— START OF Given text —

Much more significantly though, a distinction between ‘divergent’ and 
‘convergent’ thinking has also provided Hans Eysenck with his understanding 
of creativity as a measurable trait (Eysenck in Sternberg and Ruzgis 1994, 17). 
Eysenck’s comments on divergent creativity are particularly useful as they provide 
further vital clues concerning why Pareto might have been right to shape his 
psychological model as he did. Eysenck points to what he considers conclusive 
evidence of a significant, non-gender specific, positive correlation between creativity 
and his ‘psychoticism’ trait (Eysenck in Sternberg and Ruzgis (ed.) 1994, 17–19) 
This link has been replicated many times since (e.g. Satvridou and Furnham 1996; 
Merten and Fischer 1999). However, Burch et al. (2006) point out that findings have 
been mixed, depending upon what measures of psychoticism and creativity are used.

— END OF Given text —
— START OF Data rows —

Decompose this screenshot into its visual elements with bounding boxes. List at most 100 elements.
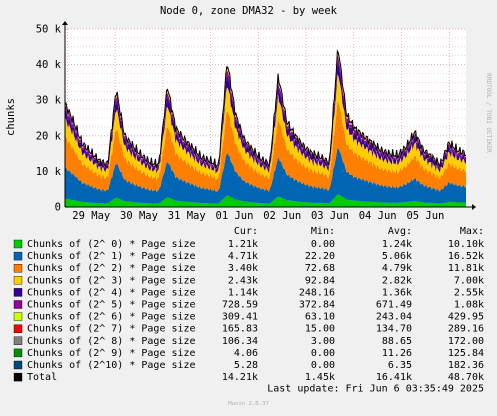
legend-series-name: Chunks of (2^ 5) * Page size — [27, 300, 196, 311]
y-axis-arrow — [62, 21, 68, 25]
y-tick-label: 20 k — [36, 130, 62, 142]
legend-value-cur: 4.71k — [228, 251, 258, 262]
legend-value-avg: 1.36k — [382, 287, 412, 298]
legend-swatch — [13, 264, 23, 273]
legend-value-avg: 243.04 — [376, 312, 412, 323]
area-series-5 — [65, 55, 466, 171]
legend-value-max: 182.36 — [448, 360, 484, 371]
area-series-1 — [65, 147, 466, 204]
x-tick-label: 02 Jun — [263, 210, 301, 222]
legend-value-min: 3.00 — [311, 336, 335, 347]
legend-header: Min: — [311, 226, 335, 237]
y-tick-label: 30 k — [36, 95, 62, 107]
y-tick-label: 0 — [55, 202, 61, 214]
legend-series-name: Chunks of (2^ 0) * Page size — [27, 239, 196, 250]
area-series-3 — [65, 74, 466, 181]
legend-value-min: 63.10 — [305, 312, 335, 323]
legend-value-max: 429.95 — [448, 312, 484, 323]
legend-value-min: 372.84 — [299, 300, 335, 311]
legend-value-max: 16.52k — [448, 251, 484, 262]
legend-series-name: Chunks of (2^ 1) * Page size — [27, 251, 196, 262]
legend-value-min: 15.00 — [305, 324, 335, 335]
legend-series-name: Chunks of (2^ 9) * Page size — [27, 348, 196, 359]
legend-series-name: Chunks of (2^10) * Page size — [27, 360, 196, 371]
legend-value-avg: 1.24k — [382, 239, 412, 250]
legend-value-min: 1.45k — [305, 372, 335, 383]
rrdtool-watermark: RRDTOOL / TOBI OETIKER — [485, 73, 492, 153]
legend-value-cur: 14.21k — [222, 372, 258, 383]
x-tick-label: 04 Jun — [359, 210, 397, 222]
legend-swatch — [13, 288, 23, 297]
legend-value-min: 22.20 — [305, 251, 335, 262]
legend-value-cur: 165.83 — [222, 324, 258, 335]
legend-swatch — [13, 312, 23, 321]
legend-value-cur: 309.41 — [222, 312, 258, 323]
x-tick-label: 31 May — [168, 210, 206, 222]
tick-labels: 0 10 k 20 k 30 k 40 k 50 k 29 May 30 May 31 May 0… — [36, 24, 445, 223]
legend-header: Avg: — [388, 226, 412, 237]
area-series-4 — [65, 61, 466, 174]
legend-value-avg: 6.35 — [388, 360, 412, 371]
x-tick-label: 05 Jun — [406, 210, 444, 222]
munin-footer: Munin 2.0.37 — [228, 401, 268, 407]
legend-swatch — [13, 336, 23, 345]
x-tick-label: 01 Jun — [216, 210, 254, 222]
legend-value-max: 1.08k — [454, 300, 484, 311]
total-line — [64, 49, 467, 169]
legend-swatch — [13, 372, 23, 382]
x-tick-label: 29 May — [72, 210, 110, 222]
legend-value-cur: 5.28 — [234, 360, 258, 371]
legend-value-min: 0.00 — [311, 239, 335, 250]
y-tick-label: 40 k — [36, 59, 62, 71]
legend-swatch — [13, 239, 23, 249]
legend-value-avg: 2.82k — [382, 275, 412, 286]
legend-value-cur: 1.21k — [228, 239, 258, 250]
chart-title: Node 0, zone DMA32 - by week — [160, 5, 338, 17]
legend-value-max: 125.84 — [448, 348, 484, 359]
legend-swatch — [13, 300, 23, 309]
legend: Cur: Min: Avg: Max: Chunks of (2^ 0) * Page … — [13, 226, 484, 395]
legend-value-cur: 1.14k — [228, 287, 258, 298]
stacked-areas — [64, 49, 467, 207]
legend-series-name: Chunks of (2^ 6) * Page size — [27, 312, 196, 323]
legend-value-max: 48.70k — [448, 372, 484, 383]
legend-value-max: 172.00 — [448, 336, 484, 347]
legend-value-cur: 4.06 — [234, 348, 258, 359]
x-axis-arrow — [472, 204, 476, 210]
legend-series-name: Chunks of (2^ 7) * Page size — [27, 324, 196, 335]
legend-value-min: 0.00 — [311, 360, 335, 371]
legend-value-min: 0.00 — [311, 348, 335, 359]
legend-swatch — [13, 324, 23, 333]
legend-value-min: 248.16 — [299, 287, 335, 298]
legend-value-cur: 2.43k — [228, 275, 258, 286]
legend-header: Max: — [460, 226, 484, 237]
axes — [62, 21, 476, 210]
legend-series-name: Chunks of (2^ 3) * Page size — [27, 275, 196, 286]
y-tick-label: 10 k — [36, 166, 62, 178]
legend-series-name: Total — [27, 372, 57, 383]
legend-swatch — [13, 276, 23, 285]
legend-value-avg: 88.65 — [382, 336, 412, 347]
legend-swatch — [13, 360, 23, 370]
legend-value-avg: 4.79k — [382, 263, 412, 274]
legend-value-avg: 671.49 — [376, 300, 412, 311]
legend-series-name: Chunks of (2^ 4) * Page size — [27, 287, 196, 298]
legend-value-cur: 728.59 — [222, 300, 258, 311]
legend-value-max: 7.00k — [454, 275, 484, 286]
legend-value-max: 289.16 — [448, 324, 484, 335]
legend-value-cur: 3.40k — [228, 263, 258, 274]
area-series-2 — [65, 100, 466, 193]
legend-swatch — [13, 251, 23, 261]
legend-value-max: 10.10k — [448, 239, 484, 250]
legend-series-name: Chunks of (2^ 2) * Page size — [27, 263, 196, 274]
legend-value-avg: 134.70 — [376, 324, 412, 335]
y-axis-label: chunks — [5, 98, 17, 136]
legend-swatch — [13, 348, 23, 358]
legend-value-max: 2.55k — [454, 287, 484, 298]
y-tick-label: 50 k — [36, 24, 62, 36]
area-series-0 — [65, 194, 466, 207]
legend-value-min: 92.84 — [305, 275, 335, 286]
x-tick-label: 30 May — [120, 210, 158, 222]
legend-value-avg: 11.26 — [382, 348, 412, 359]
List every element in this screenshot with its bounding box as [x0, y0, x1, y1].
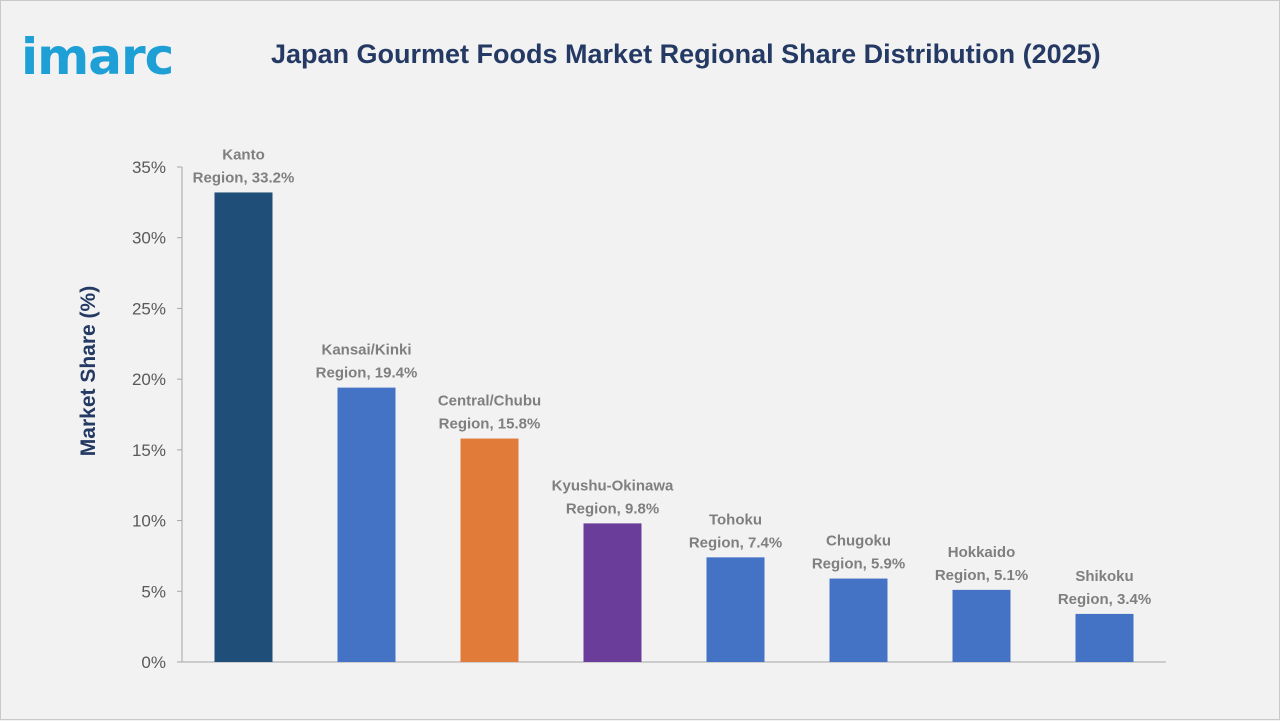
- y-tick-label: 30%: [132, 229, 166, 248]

— END OF Data rows —

# [Actions to take]
1 > Rewrite the paragraph of the passage on creativity and psychoticism that begins "Much more significantly though" in shorter form, keeping its main facts.
2 > From the entries, output everything from the line containing "legend-series-name: Chunks of (2^ 5)" down to the line containing "legend-value-max: 182.36 —", both lines included, reproducing each line without change.

# [Task-by-task results]
1 > Hans Eysenck used the distinction between divergent and convergent thinking to treat creativity as a measurable trait (Eysenck in Sternberg and Ruzgis 1994, 17). His comments on divergent creativity give further clues about why Pareto might have been right to shape his psychological model as he did. Eysenck cites what he considers conclusive evidence of a significant, non-gender-specific, positive correlation between creativity and his "psychoticism" trait. This link has been replicated many times since (e.g. Satvridou and Furnham 1996; Merten and Fischer 1999). Burch et al. (2006), however, note that findings have been mixed, depending on which measures of psychoticism and creativity are used.

2 >
legend-series-name: Chunks of (2^ 5) * Page size — [27, 300, 196, 311]
y-axis-arrow — [62, 21, 68, 25]
y-tick-label: 20 k — [36, 130, 62, 142]
legend-value-cur: 4.71k — [228, 251, 258, 262]
legend-value-avg: 1.36k — [382, 287, 412, 298]
legend-swatch — [13, 264, 23, 273]
legend-value-avg: 243.04 — [376, 312, 412, 323]
area-series-5 — [65, 55, 466, 171]
legend-value-max: 182.36 — [448, 360, 484, 371]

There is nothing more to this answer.